__Do this__:
Copy each line of the entries beneath that contains the word "children".

>> START Supplied data

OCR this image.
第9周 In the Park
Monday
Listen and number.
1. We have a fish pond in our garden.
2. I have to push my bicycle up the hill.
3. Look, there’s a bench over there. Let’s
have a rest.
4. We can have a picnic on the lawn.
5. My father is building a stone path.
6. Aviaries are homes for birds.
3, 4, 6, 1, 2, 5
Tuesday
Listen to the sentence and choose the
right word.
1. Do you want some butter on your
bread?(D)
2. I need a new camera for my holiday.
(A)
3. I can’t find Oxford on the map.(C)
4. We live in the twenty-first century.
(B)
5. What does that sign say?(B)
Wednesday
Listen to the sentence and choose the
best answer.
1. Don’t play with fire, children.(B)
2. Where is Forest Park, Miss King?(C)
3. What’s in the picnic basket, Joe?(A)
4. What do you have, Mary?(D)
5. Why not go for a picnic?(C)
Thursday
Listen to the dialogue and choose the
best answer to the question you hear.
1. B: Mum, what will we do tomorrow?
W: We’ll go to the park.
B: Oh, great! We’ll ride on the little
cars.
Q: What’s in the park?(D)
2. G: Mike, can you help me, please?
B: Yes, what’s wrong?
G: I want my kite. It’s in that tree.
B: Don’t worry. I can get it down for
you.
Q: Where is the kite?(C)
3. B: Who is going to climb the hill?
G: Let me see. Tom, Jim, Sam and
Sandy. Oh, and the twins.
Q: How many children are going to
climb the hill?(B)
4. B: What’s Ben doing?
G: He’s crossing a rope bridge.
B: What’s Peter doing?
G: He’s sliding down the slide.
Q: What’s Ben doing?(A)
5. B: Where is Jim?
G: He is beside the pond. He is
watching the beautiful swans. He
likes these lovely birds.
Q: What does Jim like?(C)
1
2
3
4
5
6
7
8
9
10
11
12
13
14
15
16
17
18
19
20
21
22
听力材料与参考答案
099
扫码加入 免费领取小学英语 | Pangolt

>> END Supplied data
>> START Supplied data

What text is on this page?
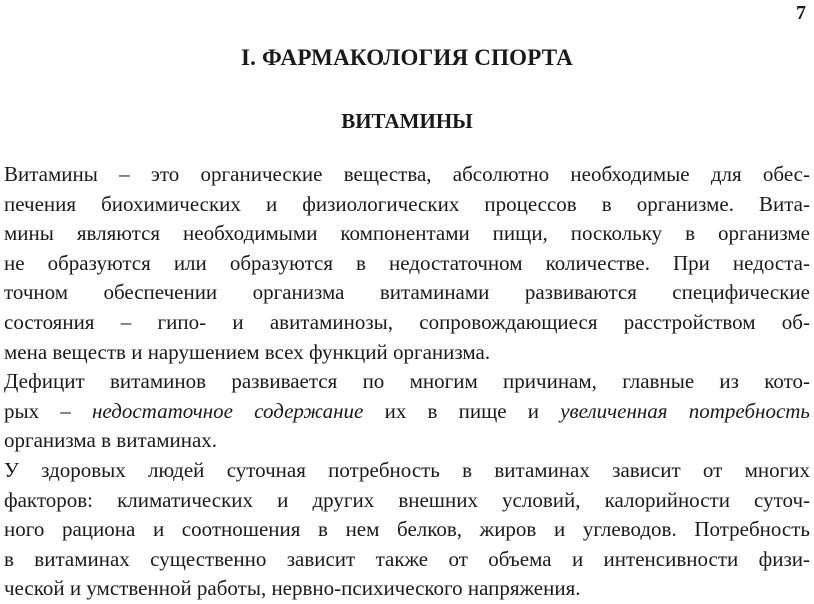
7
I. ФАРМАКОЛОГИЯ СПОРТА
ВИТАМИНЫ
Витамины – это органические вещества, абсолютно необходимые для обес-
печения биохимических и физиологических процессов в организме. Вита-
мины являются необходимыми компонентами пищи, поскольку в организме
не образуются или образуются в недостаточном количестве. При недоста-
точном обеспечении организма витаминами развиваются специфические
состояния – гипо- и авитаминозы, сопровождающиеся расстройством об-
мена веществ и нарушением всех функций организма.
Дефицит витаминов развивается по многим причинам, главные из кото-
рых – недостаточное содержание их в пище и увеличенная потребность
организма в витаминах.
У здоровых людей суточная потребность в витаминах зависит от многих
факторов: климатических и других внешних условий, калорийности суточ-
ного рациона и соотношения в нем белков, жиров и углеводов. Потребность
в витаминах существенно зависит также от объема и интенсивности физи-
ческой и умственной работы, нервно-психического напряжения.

>> END Supplied data

__Written answer__:
1. Don’t play with fire, children.(B)
Q: How many children are going to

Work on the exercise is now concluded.